» Prompt
Output the full listing word for word.

— Begin —

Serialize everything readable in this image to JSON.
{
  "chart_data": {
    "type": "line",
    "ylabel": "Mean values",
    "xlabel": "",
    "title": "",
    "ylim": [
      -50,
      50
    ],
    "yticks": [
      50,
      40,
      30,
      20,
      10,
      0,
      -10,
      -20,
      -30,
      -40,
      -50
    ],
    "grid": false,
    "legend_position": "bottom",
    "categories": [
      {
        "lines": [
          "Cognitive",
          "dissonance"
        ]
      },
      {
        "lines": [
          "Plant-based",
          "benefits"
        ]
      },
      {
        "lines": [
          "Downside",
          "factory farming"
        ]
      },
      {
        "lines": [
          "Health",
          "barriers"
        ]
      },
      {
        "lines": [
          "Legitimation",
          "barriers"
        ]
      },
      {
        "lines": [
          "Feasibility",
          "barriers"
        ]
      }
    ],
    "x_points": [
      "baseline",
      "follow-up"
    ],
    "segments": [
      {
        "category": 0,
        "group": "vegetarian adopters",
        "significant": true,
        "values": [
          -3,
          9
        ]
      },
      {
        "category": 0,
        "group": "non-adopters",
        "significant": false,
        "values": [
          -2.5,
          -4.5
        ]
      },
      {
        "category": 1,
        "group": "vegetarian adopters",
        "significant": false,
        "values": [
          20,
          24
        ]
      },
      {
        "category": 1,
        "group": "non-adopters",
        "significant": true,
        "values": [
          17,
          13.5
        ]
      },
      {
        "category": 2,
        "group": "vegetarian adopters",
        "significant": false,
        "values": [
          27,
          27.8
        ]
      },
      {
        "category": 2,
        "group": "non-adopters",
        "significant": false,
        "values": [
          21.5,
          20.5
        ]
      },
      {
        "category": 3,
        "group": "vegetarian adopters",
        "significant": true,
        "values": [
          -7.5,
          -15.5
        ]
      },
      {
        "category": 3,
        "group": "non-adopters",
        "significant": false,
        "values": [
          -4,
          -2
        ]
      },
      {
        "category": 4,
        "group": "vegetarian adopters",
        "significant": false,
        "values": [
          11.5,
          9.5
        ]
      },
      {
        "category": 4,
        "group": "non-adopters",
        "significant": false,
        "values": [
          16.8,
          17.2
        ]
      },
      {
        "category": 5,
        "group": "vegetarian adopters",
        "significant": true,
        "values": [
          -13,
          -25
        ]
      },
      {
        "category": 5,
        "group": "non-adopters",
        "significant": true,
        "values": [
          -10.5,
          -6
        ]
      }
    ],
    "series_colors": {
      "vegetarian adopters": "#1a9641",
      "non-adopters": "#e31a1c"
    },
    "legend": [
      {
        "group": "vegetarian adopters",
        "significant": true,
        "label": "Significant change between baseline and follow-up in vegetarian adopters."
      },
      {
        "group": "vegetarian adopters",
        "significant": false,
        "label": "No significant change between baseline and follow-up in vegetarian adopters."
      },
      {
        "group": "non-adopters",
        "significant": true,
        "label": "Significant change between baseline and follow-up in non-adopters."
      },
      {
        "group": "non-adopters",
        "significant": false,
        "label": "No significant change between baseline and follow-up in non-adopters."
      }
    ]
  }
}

— End —

» Answer to this exercise
Serialize everything readable in this image to JSON.
{
  "chart_data": {
    "type": "line",
    "ylabel": "Mean values",
    "xlabel": "",
    "title": "",
    "ylim": [
      -50,
      50
    ],
    "yticks": [
      50,
      40,
      30,
      20,
      10,
      0,
      -10,
      -20,
      -30,
      -40,
      -50
    ],
    "grid": false,
    "legend_position": "bottom",
    "categories": [
      {
        "lines": [
          "Cognitive",
          "dissonance"
        ]
      },
      {
        "lines": [
          "Plant-based",
          "benefits"
        ]
      },
      {
        "lines": [
          "Downside",
          "factory farming"
        ]
      },
      {
        "lines": [
          "Health",
          "barriers"
        ]
      },
      {
        "lines": [
          "Legitimation",
          "barriers"
        ]
      },
      {
        "lines": [
          "Feasibility",
          "barriers"
        ]
      }
    ],
    "x_points": [
      "baseline",
      "follow-up"
    ],
    "segments": [
      {
        "category": 0,
        "group": "vegetarian adopters",
        "significant": true,
        "values": [
          -3,
          9
        ]
      },
      {
        "category": 0,
        "group": "non-adopters",
        "significant": false,
        "values": [
          -2.5,
          -4.5
        ]
      },
      {
        "category": 1,
        "group": "vegetarian adopters",
        "significant": false,
        "values": [
          20,
          24
        ]
      },
      {
        "category": 1,
        "group": "non-adopters",
        "significant": true,
        "values": [
          17,
          13.5
        ]
      },
      {
        "category": 2,
        "group": "vegetarian adopters",
        "significant": false,
        "values": [
          27,
          27.8
        ]
      },
      {
        "category": 2,
        "group": "non-adopters",
        "significant": false,
        "values": [
          21.5,
          20.5
        ]
      },
      {
        "category": 3,
        "group": "vegetarian adopters",
        "significant": true,
        "values": [
          -7.5,
          -15.5
        ]
      },
      {
        "category": 3,
        "group": "non-adopters",
        "significant": false,
        "values": [
          -4,
          -2
        ]
      },
      {
        "category": 4,
        "group": "vegetarian adopters",
        "significant": false,
        "values": [
          11.5,
          9.5
        ]
      },
      {
        "category": 4,
        "group": "non-adopters",
        "significant": false,
        "values": [
          16.8,
          17.2
        ]
      },
      {
        "category": 5,
        "group": "vegetarian adopters",
        "significant": true,
        "values": [
          -13,
          -25
        ]
      },
      {
        "category": 5,
        "group": "non-adopters",
        "significant": true,
        "values": [
          -10.5,
          -6
        ]
      }
    ],
    "series_colors": {
      "vegetarian adopters": "#1a9641",
      "non-adopters": "#e31a1c"
    },
    "legend": [
      {
        "group": "vegetarian adopters",
        "significant": true,
        "label": "Significant change between baseline and follow-up in vegetarian adopters."
      },
      {
        "group": "vegetarian adopters",
        "significant": false,
        "label": "No significant change between baseline and follow-up in vegetarian adopters."
      },
      {
        "group": "non-adopters",
        "significant": true,
        "label": "Significant change between baseline and follow-up in non-adopters."
      },
      {
        "group": "non-adopters",
        "significant": false,
        "label": "No significant change between baseline and follow-up in non-adopters."
      }
    ]
  }
}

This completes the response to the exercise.